WHAT TO PRODUCE:
Filter out everything except lines holding "cache".

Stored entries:
Begin
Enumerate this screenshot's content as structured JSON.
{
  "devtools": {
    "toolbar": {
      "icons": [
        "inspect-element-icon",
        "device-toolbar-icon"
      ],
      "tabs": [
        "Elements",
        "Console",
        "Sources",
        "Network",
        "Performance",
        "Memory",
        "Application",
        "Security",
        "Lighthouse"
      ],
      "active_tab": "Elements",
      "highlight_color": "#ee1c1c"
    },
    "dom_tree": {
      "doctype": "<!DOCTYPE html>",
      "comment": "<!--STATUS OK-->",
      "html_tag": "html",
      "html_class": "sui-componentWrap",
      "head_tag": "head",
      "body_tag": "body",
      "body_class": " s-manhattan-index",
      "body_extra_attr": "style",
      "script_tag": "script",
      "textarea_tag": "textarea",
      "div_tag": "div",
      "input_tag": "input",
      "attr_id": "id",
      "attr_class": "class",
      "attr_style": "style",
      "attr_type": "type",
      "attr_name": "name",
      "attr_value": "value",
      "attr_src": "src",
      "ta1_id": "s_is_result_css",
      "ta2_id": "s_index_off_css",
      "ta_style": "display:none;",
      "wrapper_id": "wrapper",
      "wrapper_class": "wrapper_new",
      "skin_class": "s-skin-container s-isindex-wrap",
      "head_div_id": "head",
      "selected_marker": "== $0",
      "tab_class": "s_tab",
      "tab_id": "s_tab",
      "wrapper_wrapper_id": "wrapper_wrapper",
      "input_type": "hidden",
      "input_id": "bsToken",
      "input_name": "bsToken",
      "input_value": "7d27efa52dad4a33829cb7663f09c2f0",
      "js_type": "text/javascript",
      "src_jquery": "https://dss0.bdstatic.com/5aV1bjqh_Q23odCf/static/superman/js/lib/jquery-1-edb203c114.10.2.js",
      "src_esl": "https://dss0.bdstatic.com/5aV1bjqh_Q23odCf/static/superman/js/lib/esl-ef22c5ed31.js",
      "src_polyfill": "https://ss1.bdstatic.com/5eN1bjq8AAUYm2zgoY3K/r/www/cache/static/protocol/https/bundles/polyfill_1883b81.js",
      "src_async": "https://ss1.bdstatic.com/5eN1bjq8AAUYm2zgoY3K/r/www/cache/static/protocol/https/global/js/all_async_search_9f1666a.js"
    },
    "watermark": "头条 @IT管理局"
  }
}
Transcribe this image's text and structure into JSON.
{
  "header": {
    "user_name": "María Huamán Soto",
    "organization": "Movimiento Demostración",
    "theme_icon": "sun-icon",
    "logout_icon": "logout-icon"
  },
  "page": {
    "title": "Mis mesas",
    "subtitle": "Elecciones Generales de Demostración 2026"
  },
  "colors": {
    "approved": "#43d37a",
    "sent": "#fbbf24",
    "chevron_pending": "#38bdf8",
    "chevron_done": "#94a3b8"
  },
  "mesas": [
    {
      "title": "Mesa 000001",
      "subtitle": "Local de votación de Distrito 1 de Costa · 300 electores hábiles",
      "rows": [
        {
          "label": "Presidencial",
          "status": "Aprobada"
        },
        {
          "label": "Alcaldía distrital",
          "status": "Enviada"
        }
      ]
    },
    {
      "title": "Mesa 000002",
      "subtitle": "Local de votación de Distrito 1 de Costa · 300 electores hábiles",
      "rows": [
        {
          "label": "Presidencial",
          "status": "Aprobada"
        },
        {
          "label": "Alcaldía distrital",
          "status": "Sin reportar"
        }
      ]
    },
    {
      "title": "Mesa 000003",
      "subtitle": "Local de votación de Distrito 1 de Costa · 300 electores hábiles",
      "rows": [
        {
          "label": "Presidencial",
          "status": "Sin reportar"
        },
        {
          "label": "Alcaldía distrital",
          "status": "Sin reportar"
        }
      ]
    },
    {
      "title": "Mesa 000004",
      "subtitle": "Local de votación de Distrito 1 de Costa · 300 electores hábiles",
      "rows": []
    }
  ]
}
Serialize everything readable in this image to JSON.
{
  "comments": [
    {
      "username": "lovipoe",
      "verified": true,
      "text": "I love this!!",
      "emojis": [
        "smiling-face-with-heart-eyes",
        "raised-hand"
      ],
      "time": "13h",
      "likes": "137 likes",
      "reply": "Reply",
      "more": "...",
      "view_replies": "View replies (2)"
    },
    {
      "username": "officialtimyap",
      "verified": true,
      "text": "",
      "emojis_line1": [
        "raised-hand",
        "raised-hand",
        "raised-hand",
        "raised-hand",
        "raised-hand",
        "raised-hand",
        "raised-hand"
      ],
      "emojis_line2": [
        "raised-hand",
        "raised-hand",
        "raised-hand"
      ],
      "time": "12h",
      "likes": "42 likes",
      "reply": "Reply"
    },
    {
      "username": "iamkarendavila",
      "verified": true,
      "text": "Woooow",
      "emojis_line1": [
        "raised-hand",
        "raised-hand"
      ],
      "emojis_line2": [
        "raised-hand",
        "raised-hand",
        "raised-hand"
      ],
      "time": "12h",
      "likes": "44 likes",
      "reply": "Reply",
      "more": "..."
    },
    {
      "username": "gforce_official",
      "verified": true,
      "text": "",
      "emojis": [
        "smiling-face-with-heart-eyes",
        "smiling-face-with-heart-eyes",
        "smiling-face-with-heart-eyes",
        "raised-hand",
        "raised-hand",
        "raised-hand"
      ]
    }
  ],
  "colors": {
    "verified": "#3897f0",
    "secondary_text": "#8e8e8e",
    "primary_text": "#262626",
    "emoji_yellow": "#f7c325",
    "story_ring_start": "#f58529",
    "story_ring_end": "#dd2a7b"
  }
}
End
EXERCISE RESULT:
      "src_polyfill": "https://ss1.bdstatic.com/5eN1bjq8AAUYm2zgoY3K/r/www/cache/static/protocol/https/bundles/polyfill_1883b81.js",
      "src_async": "https://ss1.bdstatic.com/5eN1bjq8AAUYm2zgoY3K/r/www/cache/static/protocol/https/global/js/all_async_search_9f1666a.js"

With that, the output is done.